▶ [What the exercise asks] Rename "crop-handle" to "resize-handle" in the lines that start with the one containing "5, 548, 44]" and end with the one containing "778, 619, 822]", with both end lines included. Keep everything else in those lines unchanged, and return only those lines.

▶ [Records supplied]

========================================================================

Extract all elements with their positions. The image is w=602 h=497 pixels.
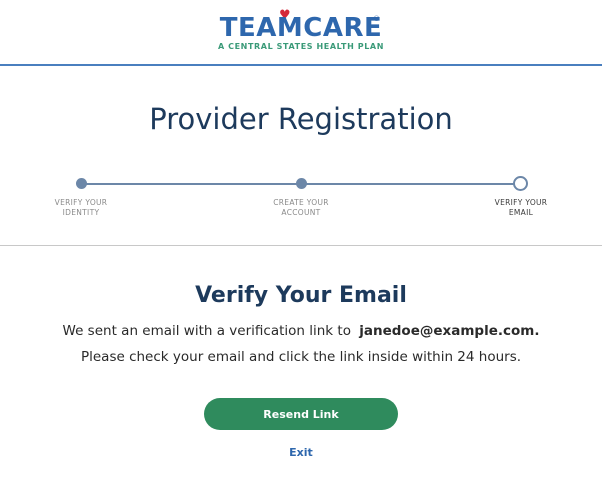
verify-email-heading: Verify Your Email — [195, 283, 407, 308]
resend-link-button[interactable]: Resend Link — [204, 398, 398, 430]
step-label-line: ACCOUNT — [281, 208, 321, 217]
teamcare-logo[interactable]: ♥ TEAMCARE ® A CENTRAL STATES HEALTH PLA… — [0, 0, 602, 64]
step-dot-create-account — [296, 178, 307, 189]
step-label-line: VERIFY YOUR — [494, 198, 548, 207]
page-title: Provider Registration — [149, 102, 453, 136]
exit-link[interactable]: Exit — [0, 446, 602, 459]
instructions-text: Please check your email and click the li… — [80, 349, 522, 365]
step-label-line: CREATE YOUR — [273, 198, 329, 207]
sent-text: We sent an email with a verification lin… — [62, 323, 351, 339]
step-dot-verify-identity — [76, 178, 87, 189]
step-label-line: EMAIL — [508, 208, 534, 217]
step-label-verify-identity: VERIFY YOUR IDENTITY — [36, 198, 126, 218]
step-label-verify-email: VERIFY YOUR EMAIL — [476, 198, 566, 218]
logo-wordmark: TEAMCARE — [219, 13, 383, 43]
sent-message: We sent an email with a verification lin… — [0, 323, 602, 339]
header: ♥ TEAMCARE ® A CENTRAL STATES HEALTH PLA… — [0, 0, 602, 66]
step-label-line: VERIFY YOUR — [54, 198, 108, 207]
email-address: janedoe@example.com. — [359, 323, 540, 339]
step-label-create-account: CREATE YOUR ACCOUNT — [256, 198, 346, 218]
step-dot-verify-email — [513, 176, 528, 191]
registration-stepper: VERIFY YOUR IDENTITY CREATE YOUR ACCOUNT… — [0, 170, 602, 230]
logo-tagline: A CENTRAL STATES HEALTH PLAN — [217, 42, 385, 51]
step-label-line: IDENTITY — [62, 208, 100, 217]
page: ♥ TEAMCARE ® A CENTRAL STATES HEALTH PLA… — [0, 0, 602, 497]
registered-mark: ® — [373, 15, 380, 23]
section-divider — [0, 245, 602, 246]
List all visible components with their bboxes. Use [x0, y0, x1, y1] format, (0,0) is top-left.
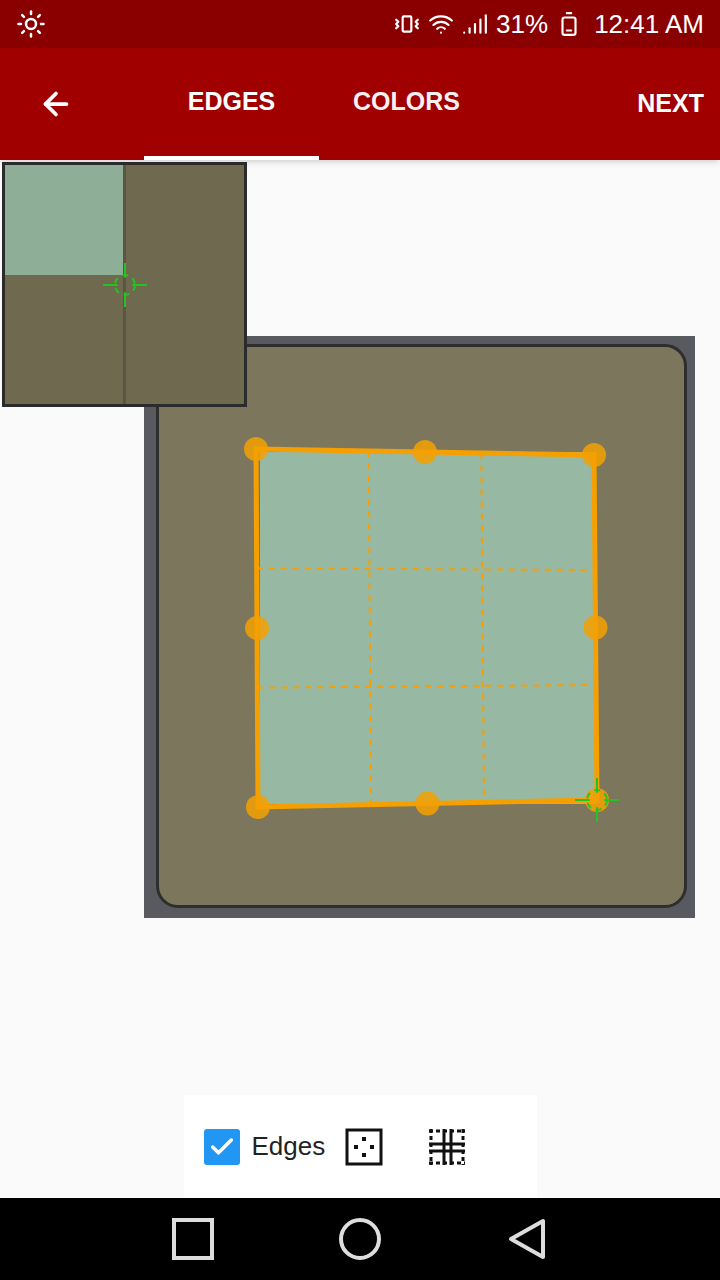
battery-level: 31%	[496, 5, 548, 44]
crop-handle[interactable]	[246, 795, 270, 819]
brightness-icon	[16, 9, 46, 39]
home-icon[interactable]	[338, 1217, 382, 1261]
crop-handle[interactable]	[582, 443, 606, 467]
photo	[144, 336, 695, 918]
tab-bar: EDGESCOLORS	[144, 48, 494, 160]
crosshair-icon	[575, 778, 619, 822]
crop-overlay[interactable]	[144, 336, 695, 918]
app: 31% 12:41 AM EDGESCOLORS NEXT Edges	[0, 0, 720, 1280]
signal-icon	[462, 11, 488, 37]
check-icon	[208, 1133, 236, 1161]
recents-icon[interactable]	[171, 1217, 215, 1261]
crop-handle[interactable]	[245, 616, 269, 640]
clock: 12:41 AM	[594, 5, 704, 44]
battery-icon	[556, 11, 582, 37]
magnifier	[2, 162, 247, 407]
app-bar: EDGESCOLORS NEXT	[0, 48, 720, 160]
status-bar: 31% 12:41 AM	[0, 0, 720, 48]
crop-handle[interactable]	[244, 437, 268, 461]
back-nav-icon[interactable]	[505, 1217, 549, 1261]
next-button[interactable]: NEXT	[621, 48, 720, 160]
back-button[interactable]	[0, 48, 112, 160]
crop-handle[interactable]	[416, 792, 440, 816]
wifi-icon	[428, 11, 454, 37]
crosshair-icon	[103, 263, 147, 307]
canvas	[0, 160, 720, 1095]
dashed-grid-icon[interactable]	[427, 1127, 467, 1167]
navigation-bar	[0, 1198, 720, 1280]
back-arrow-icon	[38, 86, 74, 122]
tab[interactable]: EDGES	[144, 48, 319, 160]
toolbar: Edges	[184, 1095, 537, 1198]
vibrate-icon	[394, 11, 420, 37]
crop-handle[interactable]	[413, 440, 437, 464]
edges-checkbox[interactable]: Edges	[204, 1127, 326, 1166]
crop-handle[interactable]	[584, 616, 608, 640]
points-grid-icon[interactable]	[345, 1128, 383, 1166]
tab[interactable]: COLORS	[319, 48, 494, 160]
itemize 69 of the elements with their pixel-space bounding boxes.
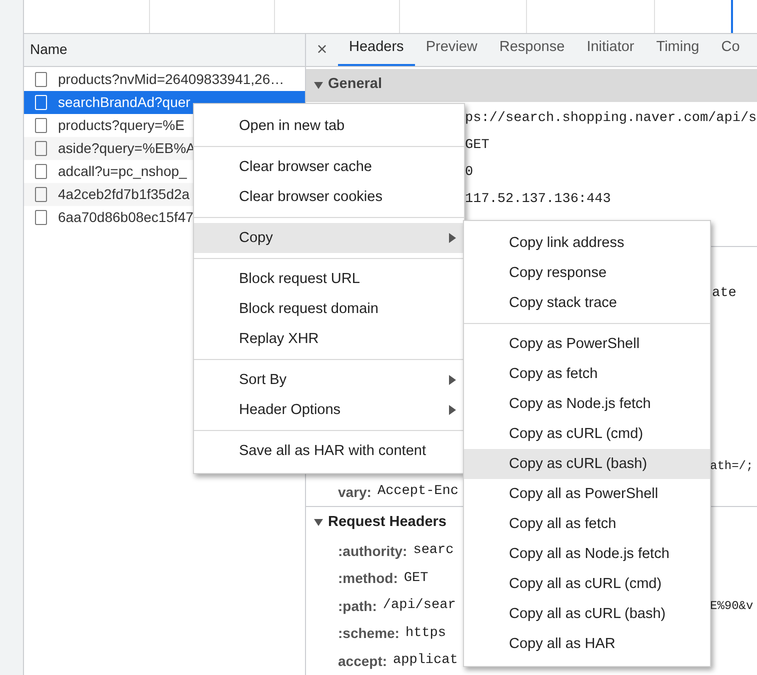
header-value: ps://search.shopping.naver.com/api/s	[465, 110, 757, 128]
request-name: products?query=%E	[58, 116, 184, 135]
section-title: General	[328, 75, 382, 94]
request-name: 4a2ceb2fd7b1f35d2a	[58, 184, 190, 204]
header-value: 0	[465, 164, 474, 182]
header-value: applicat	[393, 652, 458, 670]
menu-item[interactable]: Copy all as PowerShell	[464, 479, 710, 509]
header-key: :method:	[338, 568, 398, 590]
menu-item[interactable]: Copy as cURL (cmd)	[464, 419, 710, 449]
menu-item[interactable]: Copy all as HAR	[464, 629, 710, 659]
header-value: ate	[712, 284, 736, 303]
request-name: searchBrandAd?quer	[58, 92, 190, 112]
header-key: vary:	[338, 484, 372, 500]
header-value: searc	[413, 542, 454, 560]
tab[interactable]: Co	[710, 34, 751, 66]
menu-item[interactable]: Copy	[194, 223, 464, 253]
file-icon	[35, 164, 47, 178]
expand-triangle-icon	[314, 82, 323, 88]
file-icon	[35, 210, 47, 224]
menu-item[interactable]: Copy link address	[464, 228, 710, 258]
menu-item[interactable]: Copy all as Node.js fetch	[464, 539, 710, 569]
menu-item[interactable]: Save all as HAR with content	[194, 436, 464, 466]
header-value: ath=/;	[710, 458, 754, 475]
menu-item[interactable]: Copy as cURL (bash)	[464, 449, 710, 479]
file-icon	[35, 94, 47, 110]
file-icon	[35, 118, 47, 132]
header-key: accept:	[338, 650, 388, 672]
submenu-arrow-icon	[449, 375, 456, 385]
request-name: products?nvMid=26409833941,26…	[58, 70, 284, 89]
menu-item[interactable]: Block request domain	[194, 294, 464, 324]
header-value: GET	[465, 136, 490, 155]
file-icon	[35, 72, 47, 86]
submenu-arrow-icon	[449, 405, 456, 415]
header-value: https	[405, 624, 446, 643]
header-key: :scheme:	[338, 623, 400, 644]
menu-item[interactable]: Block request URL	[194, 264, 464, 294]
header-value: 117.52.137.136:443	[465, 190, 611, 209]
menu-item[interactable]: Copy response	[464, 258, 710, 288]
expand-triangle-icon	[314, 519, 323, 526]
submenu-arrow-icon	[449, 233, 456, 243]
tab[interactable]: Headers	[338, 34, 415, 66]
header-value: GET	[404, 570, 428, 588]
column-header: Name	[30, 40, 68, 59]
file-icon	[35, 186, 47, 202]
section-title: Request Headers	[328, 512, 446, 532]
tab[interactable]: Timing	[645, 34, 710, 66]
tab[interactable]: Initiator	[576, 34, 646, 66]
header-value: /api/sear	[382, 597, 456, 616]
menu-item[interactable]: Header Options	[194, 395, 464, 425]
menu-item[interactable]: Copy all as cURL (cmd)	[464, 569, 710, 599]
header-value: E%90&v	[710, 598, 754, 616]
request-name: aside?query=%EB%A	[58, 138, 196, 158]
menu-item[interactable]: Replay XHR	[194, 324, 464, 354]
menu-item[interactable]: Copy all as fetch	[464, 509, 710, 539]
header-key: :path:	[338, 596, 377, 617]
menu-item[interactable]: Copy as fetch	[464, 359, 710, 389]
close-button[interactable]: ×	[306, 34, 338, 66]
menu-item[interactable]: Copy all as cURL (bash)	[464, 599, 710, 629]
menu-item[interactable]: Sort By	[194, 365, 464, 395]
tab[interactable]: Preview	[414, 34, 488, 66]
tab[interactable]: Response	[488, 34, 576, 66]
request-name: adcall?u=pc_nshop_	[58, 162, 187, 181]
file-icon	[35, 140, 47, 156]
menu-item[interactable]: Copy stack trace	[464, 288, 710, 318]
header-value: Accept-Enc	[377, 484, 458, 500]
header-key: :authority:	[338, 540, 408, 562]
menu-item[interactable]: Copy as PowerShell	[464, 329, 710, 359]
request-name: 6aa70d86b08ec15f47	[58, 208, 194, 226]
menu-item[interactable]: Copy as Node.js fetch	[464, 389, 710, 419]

========================================================================

▶ [Full response]
battery-level: 31%	[496, 5, 548, 44]
resize-handle[interactable]	[246, 795, 270, 819]
brightness-icon	[16, 9, 46, 39]
home-icon[interactable]	[338, 1217, 382, 1261]
resize-handle[interactable]	[582, 443, 606, 467]
photo	[144, 336, 695, 918]
tab-bar: EDGESCOLORS	[144, 48, 494, 160]
crosshair-icon	[575, 778, 619, 822]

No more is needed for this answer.